WRITTEN INSTRUCTION:
Every record here needs to be written out again exactly.

┌────────

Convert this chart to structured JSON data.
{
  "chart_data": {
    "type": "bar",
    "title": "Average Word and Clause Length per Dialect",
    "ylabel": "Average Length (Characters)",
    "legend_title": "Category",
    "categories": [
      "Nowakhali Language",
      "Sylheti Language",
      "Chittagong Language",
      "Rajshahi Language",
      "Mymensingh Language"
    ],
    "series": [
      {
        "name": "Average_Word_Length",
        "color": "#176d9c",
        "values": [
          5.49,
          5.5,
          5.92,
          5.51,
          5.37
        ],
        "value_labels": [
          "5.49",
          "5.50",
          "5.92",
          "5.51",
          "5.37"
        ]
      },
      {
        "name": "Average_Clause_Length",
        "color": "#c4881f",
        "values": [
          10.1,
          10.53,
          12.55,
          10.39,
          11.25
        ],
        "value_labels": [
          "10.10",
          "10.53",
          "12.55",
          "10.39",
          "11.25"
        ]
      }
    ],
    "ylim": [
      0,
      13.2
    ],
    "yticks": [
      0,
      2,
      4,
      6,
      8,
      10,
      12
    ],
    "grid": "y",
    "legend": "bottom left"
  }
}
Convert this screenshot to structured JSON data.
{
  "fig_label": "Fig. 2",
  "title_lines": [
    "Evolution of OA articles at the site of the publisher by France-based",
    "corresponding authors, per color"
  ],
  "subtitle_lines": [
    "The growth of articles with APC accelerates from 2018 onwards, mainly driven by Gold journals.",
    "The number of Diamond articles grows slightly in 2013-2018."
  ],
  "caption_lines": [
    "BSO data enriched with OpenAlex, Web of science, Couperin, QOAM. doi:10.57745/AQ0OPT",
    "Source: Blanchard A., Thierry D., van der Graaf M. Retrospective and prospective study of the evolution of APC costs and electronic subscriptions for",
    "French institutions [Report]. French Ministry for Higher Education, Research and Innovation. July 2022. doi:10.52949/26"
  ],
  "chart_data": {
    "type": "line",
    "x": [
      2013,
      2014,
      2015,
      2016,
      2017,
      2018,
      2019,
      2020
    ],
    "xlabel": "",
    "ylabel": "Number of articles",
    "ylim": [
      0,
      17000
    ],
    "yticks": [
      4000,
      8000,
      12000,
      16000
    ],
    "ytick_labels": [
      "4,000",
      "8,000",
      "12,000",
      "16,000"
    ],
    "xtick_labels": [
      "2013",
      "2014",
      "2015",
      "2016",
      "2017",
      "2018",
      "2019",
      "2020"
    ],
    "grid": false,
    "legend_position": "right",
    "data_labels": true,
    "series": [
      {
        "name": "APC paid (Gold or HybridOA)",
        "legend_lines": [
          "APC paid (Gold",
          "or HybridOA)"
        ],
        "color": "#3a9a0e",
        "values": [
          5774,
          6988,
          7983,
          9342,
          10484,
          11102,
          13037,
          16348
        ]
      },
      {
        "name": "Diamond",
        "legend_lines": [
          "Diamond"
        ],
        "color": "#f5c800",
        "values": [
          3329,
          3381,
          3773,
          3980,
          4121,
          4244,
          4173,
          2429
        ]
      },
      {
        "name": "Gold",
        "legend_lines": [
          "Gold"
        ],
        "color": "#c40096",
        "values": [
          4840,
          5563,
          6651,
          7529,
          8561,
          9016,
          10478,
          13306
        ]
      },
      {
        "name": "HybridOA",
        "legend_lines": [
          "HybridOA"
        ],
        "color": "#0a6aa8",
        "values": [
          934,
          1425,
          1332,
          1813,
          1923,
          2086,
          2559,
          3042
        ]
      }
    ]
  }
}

└────────

TASK SOLUTION:
Convert this chart to structured JSON data.
{
  "chart_data": {
    "type": "bar",
    "title": "Average Word and Clause Length per Dialect",
    "ylabel": "Average Length (Characters)",
    "legend_title": "Category",
    "categories": [
      "Nowakhali Language",
      "Sylheti Language",
      "Chittagong Language",
      "Rajshahi Language",
      "Mymensingh Language"
    ],
    "series": [
      {
        "name": "Average_Word_Length",
        "color": "#176d9c",
        "values": [
          5.49,
          5.5,
          5.92,
          5.51,
          5.37
        ],
        "value_labels": [
          "5.49",
          "5.50",
          "5.92",
          "5.51",
          "5.37"
        ]
      },
      {
        "name": "Average_Clause_Length",
        "color": "#c4881f",
        "values": [
          10.1,
          10.53,
          12.55,
          10.39,
          11.25
        ],
        "value_labels": [
          "10.10",
          "10.53",
          "12.55",
          "10.39",
          "11.25"
        ]
      }
    ],
    "ylim": [
      0,
      13.2
    ],
    "yticks": [
      0,
      2,
      4,
      6,
      8,
      10,
      12
    ],
    "grid": "y",
    "legend": "bottom left"
  }
}
Convert this screenshot to structured JSON data.
{
  "fig_label": "Fig. 2",
  "title_lines": [
    "Evolution of OA articles at the site of the publisher by France-based",
    "corresponding authors, per color"
  ],
  "subtitle_lines": [
    "The growth of articles with APC accelerates from 2018 onwards, mainly driven by Gold journals.",
    "The number of Diamond articles grows slightly in 2013-2018."
  ],
  "caption_lines": [
    "BSO data enriched with OpenAlex, Web of science, Couperin, QOAM. doi:10.57745/AQ0OPT",
    "Source: Blanchard A., Thierry D., van der Graaf M. Retrospective and prospective study of the evolution of APC costs and electronic subscriptions for",
    "French institutions [Report]. French Ministry for Higher Education, Research and Innovation. July 2022. doi:10.52949/26"
  ],
  "chart_data": {
    "type": "line",
    "x": [
      2013,
      2014,
      2015,
      2016,
      2017,
      2018,
      2019,
      2020
    ],
    "xlabel": "",
    "ylabel": "Number of articles",
    "ylim": [
      0,
      17000
    ],
    "yticks": [
      4000,
      8000,
      12000,
      16000
    ],
    "ytick_labels": [
      "4,000",
      "8,000",
      "12,000",
      "16,000"
    ],
    "xtick_labels": [
      "2013",
      "2014",
      "2015",
      "2016",
      "2017",
      "2018",
      "2019",
      "2020"
    ],
    "grid": false,
    "legend_position": "right",
    "data_labels": true,
    "series": [
      {
        "name": "APC paid (Gold or HybridOA)",
        "legend_lines": [
          "APC paid (Gold",
          "or HybridOA)"
        ],
        "color": "#3a9a0e",
        "values": [
          5774,
          6988,
          7983,
          9342,
          10484,
          11102,
          13037,
          16348
        ]
      },
      {
        "name": "Diamond",
        "legend_lines": [
          "Diamond"
        ],
        "color": "#f5c800",
        "values": [
          3329,
          3381,
          3773,
          3980,
          4121,
          4244,
          4173,
          2429
        ]
      },
      {
        "name": "Gold",
        "legend_lines": [
          "Gold"
        ],
        "color": "#c40096",
        "values": [
          4840,
          5563,
          6651,
          7529,
          8561,
          9016,
          10478,
          13306
        ]
      },
      {
        "name": "HybridOA",
        "legend_lines": [
          "HybridOA"
        ],
        "color": "#0a6aa8",
        "values": [
          934,
          1425,
          1332,
          1813,
          1923,
          2086,
          2559,
          3042
        ]
      }
    ]
  }
}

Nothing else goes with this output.